[BEGIN Source data]

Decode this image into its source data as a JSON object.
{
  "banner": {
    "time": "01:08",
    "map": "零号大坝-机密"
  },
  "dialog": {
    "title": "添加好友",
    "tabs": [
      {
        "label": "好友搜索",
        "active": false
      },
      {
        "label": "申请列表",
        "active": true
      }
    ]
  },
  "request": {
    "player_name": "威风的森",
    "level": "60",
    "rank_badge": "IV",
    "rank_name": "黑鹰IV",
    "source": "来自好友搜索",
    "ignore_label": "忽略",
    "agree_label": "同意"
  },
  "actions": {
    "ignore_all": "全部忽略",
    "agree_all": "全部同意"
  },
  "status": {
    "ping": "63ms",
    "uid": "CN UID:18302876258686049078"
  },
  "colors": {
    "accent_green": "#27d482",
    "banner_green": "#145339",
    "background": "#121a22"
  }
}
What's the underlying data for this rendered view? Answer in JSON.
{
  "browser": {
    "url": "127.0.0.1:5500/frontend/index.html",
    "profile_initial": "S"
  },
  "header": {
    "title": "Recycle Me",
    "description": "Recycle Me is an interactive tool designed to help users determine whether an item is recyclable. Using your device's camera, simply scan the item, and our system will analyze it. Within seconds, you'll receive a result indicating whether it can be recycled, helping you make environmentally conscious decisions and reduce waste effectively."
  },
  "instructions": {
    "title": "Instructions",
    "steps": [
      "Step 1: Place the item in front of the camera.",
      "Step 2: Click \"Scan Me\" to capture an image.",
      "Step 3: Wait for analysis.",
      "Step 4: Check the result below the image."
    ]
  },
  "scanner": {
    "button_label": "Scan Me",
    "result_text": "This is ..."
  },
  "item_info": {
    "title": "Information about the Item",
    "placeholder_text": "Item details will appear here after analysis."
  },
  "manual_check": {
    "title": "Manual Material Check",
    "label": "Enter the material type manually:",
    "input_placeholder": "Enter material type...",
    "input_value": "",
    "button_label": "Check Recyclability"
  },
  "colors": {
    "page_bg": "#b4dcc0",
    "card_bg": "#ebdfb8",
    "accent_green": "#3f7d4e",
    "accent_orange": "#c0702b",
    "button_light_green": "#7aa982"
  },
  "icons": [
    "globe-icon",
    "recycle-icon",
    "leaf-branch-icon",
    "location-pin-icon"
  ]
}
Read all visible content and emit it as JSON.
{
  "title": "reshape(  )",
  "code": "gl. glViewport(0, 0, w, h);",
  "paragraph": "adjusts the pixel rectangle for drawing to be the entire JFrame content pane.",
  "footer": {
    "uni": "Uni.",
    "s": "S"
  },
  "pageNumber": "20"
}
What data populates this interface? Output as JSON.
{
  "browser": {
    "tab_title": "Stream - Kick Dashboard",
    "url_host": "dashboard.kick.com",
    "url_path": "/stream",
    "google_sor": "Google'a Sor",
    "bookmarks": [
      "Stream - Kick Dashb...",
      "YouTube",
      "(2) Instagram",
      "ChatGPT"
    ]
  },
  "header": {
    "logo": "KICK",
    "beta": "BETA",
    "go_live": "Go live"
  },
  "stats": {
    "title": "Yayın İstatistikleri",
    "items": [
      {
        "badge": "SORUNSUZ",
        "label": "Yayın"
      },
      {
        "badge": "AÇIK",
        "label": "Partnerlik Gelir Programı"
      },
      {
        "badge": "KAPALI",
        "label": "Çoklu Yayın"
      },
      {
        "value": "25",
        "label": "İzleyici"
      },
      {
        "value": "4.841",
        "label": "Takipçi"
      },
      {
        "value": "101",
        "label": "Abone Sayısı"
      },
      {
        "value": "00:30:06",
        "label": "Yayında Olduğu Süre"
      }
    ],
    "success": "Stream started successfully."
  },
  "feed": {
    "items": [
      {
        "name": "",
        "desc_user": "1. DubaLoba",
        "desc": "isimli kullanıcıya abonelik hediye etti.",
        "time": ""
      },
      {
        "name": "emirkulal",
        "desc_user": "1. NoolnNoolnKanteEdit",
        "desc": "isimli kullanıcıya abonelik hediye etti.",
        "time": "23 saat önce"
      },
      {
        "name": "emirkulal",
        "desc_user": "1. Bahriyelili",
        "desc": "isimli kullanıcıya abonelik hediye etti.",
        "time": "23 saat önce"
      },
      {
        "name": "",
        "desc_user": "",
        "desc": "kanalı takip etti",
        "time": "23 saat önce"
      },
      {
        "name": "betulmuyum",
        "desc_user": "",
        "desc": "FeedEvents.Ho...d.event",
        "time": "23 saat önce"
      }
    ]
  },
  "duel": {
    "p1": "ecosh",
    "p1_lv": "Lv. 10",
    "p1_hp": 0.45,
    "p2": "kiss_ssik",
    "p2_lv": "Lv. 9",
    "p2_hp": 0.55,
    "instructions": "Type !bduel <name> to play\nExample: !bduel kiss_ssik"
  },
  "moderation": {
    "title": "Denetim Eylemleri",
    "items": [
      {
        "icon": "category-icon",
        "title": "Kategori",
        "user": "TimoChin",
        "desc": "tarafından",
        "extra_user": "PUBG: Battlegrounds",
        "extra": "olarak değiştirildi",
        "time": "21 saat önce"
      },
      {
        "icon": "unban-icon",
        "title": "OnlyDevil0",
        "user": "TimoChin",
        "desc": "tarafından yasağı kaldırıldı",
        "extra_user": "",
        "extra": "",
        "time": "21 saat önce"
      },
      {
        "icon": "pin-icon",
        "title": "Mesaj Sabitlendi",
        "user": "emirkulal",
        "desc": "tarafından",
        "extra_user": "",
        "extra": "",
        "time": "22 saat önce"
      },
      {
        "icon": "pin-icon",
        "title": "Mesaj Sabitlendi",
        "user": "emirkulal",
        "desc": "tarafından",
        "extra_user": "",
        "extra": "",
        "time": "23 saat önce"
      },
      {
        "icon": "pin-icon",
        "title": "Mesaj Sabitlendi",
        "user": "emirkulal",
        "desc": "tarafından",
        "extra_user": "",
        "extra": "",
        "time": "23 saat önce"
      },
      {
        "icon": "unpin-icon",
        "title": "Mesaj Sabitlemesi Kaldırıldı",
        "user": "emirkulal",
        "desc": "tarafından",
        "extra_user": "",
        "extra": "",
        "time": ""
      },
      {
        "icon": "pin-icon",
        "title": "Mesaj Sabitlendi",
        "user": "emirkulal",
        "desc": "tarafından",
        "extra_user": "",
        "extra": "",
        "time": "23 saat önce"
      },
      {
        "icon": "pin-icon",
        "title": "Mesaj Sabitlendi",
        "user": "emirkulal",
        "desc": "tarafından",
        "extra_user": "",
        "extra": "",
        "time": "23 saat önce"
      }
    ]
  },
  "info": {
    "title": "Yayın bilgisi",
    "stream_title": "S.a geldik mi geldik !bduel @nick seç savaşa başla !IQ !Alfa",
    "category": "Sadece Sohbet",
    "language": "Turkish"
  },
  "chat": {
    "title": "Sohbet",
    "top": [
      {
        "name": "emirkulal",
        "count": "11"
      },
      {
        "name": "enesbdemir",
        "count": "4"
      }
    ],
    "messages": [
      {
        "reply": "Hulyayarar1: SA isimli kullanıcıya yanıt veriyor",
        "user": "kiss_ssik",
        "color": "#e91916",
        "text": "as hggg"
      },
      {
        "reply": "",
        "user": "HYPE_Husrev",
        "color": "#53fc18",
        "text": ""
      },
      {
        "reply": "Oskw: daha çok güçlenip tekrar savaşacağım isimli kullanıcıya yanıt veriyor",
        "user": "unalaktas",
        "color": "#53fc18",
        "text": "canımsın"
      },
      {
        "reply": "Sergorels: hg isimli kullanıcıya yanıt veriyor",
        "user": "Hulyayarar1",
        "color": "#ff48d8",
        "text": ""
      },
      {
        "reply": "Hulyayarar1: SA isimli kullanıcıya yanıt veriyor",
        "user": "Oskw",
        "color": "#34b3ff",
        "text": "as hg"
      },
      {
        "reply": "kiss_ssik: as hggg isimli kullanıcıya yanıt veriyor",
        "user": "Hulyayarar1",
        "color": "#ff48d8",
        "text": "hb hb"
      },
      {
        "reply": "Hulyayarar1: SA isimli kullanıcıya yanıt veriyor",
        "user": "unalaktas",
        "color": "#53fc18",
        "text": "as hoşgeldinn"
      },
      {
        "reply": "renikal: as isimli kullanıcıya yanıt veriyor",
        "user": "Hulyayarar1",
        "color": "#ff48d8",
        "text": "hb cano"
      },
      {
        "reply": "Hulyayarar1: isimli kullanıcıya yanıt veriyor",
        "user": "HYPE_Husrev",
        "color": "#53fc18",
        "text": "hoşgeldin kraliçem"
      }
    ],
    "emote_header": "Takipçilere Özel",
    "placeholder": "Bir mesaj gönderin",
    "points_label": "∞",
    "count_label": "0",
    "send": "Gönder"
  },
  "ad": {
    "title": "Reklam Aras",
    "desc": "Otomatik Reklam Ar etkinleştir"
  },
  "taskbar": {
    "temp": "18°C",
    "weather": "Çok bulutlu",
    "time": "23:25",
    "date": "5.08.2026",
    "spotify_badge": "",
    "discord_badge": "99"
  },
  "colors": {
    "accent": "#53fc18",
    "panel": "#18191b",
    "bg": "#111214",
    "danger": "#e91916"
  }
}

[END Source data]

** Task objective **
Pull out each line of the entries that contains "What".

** Completed exercise **
What's the underlying data for this rendered view? Answer in JSON.
What data populates this interface? Output as JSON.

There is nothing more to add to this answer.